• **TASK**
Write out every entry word for word.
═════ SOURCE RECORDS
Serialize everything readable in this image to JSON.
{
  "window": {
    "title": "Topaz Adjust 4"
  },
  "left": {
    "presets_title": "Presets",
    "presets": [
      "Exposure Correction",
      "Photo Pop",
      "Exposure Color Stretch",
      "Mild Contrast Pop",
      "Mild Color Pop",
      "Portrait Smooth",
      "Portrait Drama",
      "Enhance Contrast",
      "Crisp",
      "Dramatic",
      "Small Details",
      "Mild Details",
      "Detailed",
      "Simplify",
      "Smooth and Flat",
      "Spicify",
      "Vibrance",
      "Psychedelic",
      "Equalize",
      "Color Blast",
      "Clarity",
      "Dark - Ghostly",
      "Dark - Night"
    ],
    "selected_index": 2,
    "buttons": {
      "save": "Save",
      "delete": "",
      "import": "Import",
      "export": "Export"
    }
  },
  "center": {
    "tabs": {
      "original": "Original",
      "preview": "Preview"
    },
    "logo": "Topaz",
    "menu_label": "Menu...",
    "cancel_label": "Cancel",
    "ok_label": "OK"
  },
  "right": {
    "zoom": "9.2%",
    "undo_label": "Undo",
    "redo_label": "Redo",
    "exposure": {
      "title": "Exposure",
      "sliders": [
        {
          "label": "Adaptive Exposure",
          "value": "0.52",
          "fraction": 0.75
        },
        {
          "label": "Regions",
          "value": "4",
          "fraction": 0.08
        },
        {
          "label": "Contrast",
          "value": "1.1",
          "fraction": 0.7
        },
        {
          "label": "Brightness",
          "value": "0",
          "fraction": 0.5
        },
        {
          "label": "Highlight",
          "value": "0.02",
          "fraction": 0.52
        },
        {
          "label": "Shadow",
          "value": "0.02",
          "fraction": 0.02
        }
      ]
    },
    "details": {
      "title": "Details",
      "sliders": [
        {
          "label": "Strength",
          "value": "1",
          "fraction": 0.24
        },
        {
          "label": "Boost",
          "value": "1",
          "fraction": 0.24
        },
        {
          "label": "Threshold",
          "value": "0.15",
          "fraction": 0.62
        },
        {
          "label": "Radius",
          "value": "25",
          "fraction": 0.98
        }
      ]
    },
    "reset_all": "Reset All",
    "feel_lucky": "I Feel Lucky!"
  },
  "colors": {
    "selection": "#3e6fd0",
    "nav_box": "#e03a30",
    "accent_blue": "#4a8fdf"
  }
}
══════════
• **COMPLETED EXERCISE**
Serialize everything readable in this image to JSON.
{
  "window": {
    "title": "Topaz Adjust 4"
  },
  "left": {
    "presets_title": "Presets",
    "presets": [
      "Exposure Correction",
      "Photo Pop",
      "Exposure Color Stretch",
      "Mild Contrast Pop",
      "Mild Color Pop",
      "Portrait Smooth",
      "Portrait Drama",
      "Enhance Contrast",
      "Crisp",
      "Dramatic",
      "Small Details",
      "Mild Details",
      "Detailed",
      "Simplify",
      "Smooth and Flat",
      "Spicify",
      "Vibrance",
      "Psychedelic",
      "Equalize",
      "Color Blast",
      "Clarity",
      "Dark - Ghostly",
      "Dark - Night"
    ],
    "selected_index": 2,
    "buttons": {
      "save": "Save",
      "delete": "",
      "import": "Import",
      "export": "Export"
    }
  },
  "center": {
    "tabs": {
      "original": "Original",
      "preview": "Preview"
    },
    "logo": "Topaz",
    "menu_label": "Menu...",
    "cancel_label": "Cancel",
    "ok_label": "OK"
  },
  "right": {
    "zoom": "9.2%",
    "undo_label": "Undo",
    "redo_label": "Redo",
    "exposure": {
      "title": "Exposure",
      "sliders": [
        {
          "label": "Adaptive Exposure",
          "value": "0.52",
          "fraction": 0.75
        },
        {
          "label": "Regions",
          "value": "4",
          "fraction": 0.08
        },
        {
          "label": "Contrast",
          "value": "1.1",
          "fraction": 0.7
        },
        {
          "label": "Brightness",
          "value": "0",
          "fraction": 0.5
        },
        {
          "label": "Highlight",
          "value": "0.02",
          "fraction": 0.52
        },
        {
          "label": "Shadow",
          "value": "0.02",
          "fraction": 0.02
        }
      ]
    },
    "details": {
      "title": "Details",
      "sliders": [
        {
          "label": "Strength",
          "value": "1",
          "fraction": 0.24
        },
        {
          "label": "Boost",
          "value": "1",
          "fraction": 0.24
        },
        {
          "label": "Threshold",
          "value": "0.15",
          "fraction": 0.62
        },
        {
          "label": "Radius",
          "value": "25",
          "fraction": 0.98
        }
      ]
    },
    "reset_all": "Reset All",
    "feel_lucky": "I Feel Lucky!"
  },
  "colors": {
    "selection": "#3e6fd0",
    "nav_box": "#e03a30",
    "accent_blue": "#4a8fdf"
  }
}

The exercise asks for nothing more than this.